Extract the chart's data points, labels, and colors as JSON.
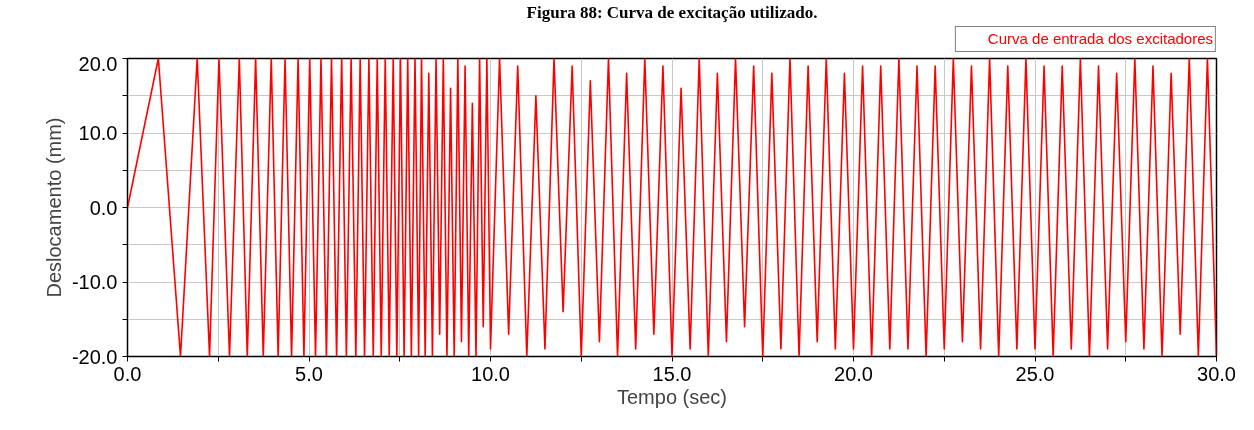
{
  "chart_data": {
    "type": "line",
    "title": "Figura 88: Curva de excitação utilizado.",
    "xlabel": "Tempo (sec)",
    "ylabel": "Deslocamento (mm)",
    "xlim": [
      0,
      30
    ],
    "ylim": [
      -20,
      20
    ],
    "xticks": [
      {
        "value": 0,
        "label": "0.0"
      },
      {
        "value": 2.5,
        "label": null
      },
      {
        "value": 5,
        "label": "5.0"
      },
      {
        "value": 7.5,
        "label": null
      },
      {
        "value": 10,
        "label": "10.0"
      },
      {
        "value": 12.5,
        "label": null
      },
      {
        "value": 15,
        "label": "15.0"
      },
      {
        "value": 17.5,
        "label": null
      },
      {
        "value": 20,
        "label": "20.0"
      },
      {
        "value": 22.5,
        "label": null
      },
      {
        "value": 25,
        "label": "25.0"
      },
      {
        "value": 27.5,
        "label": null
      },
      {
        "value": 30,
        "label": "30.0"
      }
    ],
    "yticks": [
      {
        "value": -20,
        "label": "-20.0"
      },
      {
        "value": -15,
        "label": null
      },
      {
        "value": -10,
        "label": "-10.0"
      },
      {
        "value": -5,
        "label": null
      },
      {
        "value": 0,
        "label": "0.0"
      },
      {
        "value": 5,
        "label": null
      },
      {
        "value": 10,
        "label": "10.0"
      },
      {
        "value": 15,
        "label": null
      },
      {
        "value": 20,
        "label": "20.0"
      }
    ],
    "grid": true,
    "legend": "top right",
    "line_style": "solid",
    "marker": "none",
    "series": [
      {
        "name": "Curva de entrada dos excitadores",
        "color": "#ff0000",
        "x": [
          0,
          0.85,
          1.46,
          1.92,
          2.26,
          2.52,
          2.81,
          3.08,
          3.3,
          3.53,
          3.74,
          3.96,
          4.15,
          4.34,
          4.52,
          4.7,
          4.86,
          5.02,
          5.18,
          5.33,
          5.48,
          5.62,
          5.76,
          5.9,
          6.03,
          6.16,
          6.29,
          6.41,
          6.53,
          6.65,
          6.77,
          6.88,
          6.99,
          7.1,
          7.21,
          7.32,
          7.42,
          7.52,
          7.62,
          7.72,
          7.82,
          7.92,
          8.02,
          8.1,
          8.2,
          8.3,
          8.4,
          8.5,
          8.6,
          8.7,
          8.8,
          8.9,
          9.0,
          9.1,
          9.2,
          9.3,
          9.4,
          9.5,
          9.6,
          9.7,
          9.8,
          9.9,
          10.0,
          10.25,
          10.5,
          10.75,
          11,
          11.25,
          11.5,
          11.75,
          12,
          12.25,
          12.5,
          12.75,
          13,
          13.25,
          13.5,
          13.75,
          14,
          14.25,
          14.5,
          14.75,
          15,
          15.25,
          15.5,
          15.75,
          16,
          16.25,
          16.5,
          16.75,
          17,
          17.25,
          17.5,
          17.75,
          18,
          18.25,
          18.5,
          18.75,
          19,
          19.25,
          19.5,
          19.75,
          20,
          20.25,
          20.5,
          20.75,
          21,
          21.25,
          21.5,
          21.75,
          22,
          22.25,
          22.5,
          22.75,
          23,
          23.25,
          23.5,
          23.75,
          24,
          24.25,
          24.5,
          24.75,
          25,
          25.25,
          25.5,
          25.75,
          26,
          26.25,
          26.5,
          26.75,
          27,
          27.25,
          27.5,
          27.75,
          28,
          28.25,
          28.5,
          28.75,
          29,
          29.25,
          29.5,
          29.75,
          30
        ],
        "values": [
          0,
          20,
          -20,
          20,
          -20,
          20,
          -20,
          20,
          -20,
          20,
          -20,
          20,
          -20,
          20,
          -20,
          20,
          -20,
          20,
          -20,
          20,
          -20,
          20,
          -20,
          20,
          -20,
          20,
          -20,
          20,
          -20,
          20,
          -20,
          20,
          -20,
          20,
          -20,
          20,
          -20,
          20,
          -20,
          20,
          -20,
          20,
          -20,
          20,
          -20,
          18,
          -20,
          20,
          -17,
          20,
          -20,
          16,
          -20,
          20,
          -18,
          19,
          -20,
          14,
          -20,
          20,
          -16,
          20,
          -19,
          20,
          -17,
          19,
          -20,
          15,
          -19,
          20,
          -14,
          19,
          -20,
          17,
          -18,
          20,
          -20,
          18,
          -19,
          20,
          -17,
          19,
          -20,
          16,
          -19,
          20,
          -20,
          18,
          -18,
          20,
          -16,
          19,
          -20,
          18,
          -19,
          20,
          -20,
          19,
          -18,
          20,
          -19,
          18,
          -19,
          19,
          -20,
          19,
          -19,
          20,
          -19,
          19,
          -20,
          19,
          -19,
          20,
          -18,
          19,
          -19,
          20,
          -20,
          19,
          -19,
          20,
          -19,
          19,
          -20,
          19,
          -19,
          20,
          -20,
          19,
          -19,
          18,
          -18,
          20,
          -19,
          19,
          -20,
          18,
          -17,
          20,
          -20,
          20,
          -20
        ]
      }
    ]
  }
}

————

● **Aim**:
Work out how many lines in the entries hold the string "Curva". Your answer should consist solely of that number.

● **Reply**:
2